++++ Raw data
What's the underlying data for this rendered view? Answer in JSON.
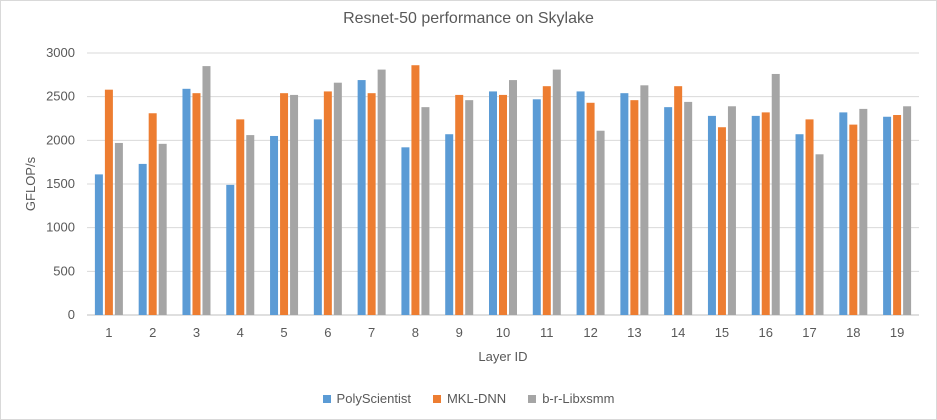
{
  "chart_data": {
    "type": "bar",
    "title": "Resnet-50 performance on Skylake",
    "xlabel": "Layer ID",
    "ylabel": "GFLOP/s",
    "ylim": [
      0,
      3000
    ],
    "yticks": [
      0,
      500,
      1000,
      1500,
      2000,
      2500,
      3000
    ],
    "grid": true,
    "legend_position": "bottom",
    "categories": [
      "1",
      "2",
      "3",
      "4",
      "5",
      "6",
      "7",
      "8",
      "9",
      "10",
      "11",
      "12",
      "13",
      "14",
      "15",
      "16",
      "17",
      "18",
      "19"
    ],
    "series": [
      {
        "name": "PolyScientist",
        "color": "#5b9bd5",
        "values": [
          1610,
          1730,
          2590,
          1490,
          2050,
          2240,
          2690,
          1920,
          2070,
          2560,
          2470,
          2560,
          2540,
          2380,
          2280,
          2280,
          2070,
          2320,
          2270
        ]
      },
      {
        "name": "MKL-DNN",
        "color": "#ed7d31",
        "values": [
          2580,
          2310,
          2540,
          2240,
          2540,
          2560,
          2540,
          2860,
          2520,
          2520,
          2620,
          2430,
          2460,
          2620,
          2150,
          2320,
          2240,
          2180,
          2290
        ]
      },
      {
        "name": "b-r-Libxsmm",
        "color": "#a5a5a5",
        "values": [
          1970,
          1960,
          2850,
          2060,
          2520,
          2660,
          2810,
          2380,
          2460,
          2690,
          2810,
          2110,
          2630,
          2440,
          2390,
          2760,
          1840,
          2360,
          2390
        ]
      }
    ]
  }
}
++++++++
++++ Raw data
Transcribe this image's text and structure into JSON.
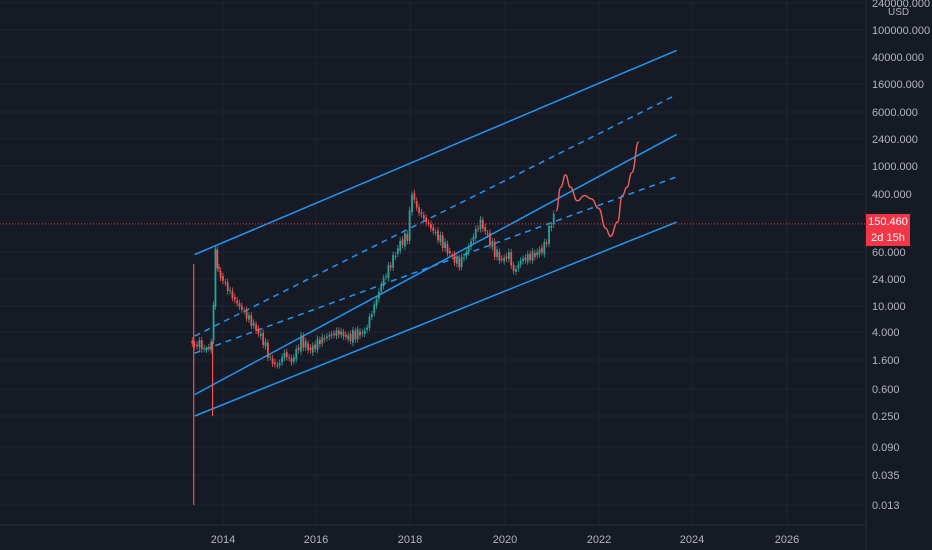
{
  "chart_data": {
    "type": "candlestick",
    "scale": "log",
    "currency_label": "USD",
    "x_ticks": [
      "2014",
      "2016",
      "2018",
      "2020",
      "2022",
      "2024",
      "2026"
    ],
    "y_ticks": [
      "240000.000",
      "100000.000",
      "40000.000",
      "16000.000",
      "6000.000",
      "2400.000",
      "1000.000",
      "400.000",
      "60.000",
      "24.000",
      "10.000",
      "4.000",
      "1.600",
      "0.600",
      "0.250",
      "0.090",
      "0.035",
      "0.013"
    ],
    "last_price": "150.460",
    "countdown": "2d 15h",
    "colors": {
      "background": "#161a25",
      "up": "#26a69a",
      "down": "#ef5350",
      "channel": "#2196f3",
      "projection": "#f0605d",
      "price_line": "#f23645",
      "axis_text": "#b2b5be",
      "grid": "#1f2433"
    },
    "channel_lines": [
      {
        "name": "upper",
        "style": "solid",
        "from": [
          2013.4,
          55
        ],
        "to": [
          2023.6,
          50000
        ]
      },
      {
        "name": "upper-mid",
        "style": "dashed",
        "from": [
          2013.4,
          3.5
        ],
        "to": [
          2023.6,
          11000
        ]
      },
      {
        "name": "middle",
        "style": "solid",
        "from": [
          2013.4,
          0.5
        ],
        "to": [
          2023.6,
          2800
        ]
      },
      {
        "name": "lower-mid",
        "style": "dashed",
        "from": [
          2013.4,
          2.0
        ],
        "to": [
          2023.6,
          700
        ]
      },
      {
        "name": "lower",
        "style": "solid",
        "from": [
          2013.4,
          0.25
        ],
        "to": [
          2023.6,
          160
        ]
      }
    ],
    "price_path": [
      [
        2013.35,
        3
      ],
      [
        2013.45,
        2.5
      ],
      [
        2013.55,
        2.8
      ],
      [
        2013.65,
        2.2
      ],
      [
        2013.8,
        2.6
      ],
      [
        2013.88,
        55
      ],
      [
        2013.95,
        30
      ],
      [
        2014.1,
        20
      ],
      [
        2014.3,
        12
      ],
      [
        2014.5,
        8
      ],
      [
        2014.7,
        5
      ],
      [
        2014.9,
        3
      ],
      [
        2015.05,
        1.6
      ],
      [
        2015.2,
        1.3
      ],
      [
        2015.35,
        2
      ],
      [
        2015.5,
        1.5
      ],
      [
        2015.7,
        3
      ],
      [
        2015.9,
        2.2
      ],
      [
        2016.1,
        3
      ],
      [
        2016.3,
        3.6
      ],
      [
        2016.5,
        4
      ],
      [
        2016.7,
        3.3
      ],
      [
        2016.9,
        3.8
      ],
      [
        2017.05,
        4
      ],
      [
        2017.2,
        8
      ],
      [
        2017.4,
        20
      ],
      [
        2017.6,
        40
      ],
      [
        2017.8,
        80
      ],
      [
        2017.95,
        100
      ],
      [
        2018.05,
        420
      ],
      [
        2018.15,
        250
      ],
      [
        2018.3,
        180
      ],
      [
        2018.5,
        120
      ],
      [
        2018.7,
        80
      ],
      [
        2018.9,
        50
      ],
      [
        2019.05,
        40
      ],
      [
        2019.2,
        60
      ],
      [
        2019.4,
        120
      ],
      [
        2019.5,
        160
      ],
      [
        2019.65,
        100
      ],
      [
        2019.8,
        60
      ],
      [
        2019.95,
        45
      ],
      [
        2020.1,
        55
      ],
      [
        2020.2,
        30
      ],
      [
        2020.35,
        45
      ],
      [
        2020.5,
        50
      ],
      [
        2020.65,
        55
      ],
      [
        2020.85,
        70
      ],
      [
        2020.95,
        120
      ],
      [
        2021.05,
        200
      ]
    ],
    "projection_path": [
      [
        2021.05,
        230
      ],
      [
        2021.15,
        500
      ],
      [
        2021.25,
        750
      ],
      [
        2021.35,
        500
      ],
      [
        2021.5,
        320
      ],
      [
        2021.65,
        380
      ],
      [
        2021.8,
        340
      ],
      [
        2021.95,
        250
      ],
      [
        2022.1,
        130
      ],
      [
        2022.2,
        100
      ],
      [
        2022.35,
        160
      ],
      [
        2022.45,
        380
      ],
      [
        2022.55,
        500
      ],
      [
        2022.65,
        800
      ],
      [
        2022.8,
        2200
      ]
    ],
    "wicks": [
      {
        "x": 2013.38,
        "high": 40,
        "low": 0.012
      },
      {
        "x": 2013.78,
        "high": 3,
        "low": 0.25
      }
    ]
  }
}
++++++++
Exercise prompt = In the entries above, identify every line with the string "name".

Result of this exercise =
        "name": "PolyScientist",
        "name": "MKL-DNN",
        "name": "b-r-Libxsmm",
        "name": "upper",
        "name": "upper-mid",
        "name": "middle",
        "name": "lower-mid",
        "name": "lower",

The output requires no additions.